- Problem statement
Which of the lines below contain the string "pixel"? Copy each one.

- Data excerpts
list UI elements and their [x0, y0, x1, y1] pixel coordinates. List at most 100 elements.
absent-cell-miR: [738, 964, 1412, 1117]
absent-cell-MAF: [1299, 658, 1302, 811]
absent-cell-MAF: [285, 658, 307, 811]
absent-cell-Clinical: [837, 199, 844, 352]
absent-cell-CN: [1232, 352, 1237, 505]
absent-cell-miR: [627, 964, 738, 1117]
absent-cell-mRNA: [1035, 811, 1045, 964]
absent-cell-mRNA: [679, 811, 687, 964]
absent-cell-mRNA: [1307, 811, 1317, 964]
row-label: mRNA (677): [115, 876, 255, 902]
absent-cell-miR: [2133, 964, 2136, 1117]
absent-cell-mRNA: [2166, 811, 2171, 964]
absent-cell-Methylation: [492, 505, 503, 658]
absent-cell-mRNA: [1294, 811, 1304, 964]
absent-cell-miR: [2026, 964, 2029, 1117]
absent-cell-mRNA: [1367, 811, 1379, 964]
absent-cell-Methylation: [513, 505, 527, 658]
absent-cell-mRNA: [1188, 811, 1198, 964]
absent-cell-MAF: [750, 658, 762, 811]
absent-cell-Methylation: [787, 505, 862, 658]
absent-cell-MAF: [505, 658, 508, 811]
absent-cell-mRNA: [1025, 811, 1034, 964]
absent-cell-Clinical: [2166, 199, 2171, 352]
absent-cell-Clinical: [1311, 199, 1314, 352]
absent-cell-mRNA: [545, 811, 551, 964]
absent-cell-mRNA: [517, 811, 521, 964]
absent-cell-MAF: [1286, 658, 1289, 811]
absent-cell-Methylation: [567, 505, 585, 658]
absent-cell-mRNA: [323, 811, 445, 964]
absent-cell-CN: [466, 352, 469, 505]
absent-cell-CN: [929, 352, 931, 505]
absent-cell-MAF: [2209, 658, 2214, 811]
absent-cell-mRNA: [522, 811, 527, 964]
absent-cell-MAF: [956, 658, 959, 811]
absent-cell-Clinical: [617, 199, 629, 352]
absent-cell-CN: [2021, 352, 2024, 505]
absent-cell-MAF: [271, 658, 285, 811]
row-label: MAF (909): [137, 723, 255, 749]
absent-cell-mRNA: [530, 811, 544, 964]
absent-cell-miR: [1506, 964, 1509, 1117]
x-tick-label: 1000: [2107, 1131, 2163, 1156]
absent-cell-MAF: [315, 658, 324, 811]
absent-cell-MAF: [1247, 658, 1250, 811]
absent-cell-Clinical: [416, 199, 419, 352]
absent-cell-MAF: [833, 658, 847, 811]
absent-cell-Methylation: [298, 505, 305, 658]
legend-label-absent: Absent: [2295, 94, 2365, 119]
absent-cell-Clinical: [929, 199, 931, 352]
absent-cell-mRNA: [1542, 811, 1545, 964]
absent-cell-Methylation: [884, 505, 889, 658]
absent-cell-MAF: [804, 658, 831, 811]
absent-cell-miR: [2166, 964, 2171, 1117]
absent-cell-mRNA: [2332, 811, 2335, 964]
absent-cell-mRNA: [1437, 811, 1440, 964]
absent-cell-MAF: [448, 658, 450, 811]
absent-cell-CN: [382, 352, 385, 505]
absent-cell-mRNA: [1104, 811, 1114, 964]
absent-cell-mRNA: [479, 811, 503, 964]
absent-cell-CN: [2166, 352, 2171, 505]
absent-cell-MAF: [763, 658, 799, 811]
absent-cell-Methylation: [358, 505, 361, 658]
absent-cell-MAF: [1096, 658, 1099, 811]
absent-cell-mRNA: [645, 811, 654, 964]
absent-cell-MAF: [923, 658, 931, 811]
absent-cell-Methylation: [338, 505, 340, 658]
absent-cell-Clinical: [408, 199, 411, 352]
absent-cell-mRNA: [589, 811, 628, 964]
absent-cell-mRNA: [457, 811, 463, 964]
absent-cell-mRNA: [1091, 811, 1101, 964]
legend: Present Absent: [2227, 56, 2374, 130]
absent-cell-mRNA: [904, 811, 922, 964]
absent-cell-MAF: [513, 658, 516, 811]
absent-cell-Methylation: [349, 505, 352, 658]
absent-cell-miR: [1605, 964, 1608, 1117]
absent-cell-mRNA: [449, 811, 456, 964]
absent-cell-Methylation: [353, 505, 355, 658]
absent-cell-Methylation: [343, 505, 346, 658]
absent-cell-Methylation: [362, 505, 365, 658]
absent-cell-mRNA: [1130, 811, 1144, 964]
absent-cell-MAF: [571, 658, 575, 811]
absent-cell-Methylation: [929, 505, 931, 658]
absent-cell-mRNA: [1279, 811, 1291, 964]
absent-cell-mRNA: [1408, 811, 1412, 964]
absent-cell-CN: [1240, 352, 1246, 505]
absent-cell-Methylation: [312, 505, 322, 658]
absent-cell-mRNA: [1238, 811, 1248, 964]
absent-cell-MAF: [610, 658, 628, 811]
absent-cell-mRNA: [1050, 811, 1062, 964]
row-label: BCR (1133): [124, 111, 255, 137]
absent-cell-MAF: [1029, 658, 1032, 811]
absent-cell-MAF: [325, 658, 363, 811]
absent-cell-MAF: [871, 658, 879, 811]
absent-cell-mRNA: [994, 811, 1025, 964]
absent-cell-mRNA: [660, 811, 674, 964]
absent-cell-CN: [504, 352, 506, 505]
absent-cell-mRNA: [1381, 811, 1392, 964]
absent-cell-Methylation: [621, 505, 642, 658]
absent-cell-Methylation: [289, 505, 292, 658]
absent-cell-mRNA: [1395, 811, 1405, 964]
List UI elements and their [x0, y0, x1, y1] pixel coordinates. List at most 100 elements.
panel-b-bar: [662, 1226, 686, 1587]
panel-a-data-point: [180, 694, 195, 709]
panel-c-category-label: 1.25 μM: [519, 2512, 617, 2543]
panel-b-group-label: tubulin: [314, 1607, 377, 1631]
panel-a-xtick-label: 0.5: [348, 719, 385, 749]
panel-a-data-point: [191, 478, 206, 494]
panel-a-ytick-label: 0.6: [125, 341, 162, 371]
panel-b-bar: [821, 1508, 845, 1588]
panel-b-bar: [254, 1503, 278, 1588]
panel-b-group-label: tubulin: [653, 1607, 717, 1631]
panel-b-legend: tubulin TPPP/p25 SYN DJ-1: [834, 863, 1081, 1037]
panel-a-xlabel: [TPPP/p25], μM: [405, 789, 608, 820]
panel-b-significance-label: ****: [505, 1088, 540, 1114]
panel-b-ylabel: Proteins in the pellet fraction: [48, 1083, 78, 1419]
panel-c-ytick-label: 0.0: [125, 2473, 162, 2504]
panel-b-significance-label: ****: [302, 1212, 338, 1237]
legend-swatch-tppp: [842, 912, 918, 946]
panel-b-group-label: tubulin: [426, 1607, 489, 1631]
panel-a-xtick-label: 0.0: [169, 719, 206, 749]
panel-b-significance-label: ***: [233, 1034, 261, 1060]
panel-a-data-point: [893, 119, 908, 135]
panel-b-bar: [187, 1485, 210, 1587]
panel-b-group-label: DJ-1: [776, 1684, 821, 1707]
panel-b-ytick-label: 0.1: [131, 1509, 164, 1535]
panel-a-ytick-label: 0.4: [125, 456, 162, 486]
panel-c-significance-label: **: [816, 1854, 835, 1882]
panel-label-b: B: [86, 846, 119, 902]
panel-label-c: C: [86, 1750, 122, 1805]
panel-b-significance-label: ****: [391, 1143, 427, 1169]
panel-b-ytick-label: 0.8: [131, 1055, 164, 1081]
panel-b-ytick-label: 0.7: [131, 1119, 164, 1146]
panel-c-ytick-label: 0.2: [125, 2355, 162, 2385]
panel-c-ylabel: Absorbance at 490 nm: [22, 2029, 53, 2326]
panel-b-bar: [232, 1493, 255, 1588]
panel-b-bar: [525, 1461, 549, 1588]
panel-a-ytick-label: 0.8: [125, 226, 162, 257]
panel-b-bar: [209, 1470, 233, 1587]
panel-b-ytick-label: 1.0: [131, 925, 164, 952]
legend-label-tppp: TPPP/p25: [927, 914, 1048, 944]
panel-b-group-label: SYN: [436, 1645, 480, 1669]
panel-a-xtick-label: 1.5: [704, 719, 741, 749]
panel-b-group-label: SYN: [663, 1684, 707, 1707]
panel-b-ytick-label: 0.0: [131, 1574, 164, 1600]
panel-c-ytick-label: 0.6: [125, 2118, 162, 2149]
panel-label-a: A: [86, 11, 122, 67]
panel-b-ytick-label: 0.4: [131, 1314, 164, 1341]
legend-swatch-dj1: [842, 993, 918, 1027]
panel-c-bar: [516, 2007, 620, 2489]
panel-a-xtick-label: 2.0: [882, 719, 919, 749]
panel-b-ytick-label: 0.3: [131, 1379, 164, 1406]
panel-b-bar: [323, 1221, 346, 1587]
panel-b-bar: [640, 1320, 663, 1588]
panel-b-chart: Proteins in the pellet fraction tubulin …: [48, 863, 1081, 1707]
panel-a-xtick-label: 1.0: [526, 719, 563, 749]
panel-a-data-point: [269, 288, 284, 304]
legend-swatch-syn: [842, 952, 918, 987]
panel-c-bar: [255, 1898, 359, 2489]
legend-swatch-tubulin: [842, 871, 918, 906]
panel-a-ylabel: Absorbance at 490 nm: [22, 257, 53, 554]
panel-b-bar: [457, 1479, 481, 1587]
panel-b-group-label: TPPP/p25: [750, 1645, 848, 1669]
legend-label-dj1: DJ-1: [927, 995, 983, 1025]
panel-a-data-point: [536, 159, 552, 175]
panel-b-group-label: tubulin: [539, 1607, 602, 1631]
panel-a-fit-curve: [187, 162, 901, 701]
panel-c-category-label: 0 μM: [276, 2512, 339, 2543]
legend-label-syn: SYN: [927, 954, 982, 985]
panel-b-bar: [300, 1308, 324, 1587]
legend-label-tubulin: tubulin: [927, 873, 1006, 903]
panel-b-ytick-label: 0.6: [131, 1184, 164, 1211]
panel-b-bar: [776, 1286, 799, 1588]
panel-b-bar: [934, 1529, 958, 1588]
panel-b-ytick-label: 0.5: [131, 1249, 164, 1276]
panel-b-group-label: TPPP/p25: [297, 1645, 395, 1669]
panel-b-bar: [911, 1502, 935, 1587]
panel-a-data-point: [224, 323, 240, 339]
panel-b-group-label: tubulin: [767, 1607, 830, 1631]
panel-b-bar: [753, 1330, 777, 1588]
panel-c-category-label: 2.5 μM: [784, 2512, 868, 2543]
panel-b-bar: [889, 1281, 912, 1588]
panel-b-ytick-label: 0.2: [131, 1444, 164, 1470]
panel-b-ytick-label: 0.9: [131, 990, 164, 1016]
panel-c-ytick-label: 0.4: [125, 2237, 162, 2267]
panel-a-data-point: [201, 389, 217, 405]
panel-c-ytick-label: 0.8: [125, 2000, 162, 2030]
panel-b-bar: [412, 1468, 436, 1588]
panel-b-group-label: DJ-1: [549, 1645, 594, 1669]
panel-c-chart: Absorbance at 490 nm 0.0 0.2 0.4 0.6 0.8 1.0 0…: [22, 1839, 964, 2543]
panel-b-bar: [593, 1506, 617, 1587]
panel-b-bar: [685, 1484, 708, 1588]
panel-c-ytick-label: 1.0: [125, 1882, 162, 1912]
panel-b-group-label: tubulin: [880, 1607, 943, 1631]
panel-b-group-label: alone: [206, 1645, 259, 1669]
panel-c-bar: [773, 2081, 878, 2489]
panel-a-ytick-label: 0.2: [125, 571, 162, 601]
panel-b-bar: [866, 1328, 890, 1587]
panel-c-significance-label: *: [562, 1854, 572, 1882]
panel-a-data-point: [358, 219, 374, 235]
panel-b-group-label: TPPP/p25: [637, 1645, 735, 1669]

- Answer for this exercise
list UI elements and their [x0, y0, x1, y1] pixel coordinates. List at most 100 elements.
List UI elements and their [x0, y0, x1, y1] pixel coordinates. List at most 100 elements.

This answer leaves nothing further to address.